▸ WHAT IS NEEDED
Find the lines containing the word "type" and copy every one of them.

○ ○ ○ ○ ○ ○ ○

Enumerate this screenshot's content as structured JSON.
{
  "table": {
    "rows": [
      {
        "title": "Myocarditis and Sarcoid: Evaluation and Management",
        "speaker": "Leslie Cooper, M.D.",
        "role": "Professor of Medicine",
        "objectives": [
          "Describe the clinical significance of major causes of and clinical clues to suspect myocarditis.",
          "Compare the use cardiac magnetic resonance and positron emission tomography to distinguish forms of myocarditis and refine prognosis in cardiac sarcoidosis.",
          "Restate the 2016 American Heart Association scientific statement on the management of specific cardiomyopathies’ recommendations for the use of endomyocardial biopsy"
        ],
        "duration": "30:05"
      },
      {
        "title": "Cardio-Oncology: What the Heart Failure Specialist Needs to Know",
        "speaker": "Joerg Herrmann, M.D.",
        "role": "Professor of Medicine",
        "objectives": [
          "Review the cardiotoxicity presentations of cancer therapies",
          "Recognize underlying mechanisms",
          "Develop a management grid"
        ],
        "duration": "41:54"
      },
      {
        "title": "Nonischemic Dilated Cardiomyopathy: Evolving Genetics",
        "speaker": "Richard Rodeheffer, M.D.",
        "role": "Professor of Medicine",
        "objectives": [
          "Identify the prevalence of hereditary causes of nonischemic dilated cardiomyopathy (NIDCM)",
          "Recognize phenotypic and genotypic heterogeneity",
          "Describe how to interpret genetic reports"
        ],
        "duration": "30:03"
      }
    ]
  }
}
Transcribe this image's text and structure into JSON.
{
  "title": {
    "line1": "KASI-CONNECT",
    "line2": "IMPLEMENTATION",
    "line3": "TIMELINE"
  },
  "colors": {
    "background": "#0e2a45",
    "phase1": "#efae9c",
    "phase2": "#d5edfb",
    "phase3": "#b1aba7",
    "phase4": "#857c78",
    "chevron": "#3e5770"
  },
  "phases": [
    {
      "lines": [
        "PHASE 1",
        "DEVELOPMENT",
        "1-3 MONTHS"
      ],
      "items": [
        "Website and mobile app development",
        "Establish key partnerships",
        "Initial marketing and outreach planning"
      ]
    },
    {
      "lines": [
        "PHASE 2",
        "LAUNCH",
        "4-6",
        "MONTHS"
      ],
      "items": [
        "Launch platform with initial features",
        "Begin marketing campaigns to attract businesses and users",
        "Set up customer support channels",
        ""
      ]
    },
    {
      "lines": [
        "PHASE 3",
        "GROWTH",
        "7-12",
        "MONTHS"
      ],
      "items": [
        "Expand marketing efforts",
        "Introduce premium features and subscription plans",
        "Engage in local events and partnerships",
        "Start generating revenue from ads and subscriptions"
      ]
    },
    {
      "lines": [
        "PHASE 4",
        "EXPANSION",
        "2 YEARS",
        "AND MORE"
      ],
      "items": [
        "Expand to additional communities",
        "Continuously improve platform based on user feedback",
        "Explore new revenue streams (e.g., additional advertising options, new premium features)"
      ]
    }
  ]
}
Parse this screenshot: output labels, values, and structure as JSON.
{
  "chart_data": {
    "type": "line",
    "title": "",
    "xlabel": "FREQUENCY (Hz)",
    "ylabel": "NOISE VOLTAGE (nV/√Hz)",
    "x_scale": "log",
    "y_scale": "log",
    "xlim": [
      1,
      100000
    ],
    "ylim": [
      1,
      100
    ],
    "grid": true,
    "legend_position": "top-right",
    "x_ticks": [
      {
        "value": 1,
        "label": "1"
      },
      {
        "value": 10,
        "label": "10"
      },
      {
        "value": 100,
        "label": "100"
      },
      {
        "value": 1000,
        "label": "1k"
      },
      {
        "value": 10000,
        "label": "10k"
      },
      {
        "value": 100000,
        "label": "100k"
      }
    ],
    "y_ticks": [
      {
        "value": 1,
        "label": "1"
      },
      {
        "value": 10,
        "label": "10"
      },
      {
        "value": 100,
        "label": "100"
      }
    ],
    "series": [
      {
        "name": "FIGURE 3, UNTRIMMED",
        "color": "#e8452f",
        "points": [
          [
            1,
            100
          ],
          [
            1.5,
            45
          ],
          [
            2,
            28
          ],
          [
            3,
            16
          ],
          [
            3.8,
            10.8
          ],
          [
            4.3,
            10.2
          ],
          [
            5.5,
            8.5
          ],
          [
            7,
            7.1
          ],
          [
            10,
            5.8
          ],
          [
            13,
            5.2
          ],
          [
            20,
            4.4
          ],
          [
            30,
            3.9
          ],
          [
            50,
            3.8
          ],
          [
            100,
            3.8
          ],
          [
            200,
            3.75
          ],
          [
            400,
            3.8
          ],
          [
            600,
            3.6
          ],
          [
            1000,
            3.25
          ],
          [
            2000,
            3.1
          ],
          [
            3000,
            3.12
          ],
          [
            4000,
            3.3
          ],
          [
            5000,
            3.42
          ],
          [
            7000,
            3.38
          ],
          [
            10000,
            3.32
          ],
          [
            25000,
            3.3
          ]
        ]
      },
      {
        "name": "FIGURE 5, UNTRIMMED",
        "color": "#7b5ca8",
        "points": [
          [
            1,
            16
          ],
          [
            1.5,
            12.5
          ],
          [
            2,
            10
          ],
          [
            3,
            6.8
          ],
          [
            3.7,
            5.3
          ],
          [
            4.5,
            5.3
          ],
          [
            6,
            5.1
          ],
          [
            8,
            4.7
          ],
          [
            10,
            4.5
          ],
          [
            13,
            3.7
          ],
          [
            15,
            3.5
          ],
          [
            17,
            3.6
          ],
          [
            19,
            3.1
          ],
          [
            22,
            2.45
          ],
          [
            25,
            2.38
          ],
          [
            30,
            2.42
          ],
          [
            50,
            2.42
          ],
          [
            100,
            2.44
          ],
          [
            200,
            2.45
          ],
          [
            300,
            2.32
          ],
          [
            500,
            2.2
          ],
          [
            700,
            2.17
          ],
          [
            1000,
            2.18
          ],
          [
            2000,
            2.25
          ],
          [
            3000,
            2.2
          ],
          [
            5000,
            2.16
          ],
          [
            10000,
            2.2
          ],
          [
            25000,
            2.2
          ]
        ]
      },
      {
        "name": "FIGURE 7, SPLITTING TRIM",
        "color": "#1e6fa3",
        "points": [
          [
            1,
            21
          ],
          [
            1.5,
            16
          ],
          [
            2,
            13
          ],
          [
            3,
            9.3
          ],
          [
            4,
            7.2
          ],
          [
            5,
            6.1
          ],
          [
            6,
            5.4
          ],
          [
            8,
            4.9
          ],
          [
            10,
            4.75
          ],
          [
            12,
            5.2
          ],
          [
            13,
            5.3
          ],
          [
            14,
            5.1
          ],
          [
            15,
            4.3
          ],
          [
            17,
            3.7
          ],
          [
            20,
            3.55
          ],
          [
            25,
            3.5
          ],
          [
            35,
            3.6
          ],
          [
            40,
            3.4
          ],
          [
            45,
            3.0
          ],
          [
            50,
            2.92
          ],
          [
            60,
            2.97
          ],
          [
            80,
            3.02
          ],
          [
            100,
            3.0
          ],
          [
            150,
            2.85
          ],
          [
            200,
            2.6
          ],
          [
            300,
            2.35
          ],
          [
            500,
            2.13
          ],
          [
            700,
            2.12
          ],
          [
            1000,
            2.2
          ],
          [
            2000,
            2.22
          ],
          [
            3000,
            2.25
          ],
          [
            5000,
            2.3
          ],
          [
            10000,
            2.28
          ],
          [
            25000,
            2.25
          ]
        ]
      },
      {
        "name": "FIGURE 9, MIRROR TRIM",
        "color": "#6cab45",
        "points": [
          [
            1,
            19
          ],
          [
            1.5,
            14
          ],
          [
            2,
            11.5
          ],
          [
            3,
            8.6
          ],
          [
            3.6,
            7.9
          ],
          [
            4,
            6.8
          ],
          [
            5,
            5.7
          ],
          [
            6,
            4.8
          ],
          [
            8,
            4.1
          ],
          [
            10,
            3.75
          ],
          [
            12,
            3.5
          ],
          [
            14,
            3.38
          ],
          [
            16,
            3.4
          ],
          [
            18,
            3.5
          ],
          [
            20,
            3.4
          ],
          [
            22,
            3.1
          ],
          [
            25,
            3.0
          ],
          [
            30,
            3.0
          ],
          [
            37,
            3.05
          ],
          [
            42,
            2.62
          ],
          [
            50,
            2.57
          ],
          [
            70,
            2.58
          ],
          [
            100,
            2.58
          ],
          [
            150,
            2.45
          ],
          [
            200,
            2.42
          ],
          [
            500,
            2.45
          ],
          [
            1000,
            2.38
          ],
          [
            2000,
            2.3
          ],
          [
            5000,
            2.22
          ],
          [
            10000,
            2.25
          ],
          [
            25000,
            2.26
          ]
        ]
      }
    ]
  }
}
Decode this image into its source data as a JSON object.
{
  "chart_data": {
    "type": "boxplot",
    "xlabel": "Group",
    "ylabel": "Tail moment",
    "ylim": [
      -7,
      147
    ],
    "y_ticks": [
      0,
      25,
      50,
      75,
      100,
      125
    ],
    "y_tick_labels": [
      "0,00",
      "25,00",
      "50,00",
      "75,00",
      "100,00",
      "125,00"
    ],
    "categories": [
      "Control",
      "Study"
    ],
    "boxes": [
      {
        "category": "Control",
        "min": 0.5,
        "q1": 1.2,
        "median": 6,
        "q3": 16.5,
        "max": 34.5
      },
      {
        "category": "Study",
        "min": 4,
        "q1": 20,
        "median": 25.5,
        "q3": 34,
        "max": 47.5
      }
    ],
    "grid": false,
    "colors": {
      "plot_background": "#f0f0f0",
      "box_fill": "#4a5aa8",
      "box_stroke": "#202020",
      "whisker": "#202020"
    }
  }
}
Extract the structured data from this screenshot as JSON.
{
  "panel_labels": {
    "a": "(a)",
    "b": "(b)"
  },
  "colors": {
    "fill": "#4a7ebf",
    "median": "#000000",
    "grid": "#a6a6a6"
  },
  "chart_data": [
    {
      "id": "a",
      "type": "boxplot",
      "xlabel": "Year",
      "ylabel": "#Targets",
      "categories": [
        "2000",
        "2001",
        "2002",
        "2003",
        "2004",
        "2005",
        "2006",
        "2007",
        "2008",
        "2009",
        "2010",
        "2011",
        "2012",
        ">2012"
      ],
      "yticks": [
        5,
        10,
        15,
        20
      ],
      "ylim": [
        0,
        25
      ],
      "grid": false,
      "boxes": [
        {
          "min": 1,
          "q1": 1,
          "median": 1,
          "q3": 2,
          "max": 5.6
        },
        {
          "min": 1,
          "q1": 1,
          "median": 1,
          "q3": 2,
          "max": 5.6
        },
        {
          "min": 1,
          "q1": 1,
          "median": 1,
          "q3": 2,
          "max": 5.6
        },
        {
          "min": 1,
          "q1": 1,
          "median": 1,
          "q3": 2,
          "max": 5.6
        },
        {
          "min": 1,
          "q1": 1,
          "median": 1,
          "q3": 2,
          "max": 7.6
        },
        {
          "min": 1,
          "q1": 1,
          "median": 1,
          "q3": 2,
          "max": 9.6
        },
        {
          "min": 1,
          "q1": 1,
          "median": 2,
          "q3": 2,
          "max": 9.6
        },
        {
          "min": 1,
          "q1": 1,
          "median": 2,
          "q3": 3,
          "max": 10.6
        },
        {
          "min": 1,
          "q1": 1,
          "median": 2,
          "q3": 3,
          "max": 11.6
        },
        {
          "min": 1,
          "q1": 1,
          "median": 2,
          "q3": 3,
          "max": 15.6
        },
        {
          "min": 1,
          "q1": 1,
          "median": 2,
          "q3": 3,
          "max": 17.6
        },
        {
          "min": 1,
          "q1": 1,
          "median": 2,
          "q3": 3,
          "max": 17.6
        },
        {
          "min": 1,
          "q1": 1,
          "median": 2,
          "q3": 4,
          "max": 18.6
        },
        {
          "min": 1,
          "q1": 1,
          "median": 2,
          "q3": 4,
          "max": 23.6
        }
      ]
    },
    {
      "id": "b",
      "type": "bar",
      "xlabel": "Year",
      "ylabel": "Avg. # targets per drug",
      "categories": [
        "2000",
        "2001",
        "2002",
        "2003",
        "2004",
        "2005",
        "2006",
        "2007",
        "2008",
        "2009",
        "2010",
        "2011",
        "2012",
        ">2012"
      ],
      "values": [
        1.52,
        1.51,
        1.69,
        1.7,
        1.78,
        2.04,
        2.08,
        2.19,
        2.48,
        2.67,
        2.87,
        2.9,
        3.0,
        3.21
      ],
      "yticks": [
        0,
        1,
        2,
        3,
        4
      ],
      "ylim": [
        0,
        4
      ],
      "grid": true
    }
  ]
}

○ ○ ○ ○ ○ ○ ○

▸ ANSWER TO THIS PROBLEM
    "type": "line",
    "type": "boxplot",
      "type": "boxplot",
      "type": "bar",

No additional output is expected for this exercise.